WRITTEN EXERCISE:
Note how many lines hold the string "同比变化" and give that number without any other words.

# # #

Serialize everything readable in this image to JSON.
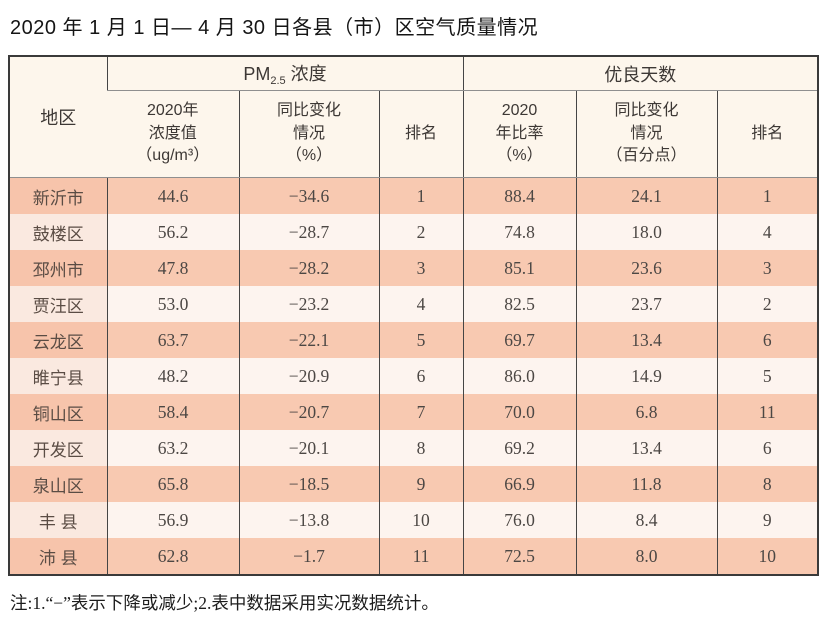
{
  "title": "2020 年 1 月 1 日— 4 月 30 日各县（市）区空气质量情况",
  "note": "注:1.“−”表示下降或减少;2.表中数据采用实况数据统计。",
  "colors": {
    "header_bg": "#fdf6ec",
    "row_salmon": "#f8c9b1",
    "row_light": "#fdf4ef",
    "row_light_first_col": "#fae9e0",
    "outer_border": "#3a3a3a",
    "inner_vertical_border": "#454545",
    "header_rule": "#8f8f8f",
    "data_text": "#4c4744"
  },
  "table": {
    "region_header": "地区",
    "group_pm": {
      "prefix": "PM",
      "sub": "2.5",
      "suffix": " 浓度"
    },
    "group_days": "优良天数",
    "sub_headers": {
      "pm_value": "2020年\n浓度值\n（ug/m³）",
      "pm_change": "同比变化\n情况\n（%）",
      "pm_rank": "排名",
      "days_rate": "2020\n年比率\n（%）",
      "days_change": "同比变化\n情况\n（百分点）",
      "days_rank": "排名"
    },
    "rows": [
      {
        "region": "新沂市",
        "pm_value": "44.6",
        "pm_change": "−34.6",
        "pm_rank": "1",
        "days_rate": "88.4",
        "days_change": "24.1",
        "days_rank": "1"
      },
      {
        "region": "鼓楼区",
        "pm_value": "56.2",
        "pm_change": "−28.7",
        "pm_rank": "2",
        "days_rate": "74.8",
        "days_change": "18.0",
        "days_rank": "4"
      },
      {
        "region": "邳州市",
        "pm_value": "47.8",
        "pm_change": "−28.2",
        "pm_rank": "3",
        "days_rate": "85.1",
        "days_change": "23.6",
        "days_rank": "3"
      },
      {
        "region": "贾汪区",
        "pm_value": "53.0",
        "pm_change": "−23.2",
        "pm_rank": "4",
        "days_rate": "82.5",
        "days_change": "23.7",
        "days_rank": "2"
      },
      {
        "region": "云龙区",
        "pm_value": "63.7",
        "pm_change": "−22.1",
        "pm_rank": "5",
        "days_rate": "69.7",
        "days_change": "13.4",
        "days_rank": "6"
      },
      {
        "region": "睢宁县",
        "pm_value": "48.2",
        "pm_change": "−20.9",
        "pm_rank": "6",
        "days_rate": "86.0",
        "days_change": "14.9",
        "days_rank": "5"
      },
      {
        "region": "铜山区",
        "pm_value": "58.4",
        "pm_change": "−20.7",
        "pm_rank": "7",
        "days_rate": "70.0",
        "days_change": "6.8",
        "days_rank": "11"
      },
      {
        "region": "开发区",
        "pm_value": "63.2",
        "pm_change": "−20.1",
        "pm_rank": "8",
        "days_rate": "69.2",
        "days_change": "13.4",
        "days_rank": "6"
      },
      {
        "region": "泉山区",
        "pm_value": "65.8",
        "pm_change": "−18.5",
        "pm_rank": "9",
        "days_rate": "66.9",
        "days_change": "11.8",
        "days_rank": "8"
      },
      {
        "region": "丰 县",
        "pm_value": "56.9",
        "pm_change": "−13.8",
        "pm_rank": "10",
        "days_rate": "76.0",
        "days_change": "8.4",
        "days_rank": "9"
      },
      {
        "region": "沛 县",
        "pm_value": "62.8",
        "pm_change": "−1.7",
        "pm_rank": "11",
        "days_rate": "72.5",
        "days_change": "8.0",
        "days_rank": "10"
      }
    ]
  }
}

# # #

RIGHT ANSWER:
2